RECORDS FOR THE EXERCISE
---+---

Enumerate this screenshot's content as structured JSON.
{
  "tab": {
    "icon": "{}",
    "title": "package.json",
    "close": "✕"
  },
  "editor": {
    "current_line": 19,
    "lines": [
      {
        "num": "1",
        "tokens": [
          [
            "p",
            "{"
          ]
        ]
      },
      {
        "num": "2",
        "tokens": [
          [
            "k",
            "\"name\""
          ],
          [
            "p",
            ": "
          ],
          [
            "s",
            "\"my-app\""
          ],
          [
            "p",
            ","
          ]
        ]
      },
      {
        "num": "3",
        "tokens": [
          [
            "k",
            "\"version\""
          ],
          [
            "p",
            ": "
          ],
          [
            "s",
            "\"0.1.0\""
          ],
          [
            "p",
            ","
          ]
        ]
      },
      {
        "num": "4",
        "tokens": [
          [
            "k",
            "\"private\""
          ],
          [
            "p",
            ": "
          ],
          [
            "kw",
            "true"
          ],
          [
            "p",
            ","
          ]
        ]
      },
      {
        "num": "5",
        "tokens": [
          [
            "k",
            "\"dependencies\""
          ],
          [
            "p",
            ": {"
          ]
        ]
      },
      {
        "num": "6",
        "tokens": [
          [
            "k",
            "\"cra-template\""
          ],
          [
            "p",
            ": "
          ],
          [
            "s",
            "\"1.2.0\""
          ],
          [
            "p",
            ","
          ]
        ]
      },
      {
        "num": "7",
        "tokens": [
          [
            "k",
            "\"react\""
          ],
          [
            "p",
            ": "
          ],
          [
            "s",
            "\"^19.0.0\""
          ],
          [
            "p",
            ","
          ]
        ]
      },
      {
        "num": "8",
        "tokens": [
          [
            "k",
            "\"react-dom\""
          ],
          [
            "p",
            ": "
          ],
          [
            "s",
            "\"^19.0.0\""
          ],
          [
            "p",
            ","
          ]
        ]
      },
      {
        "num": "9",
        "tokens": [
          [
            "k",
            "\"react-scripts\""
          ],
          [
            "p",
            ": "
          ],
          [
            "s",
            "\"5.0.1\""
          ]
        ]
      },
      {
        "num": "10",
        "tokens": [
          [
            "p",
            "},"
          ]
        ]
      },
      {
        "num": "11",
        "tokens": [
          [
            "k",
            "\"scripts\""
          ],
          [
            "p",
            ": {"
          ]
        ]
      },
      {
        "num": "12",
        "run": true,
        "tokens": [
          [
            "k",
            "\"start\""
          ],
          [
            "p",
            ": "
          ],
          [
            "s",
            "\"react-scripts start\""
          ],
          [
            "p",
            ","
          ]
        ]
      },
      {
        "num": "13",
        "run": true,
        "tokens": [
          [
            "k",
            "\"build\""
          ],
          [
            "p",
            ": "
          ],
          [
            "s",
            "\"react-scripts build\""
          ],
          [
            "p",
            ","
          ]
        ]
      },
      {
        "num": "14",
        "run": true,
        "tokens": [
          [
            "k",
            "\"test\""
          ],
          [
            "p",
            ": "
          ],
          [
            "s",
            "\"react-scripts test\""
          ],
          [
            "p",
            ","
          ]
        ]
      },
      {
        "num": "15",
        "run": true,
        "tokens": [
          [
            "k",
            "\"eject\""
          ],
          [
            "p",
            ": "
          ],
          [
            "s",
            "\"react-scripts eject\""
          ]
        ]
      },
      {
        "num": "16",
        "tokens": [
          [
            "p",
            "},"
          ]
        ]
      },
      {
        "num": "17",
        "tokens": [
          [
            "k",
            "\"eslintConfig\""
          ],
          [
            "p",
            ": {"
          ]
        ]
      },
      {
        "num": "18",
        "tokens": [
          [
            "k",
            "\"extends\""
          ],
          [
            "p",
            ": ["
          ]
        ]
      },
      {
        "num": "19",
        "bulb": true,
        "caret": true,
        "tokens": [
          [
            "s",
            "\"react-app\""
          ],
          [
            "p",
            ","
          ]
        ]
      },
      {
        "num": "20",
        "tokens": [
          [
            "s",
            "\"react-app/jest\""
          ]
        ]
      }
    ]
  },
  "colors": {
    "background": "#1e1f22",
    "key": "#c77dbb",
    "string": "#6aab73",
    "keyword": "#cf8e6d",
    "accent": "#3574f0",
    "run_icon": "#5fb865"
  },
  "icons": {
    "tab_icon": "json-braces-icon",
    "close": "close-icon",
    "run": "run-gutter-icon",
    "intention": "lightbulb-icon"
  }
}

---+---

DIRECTIONS
Return each full line of the entries that contains the word "react".

CORRECT ANSWER
            "\"react\""
            "\"react-dom\""
            "\"react-scripts\""
            "\"react-scripts start\""
            "\"react-scripts build\""
            "\"react-scripts test\""
            "\"react-scripts eject\""
            "\"react-app\""
            "\"react-app/jest\""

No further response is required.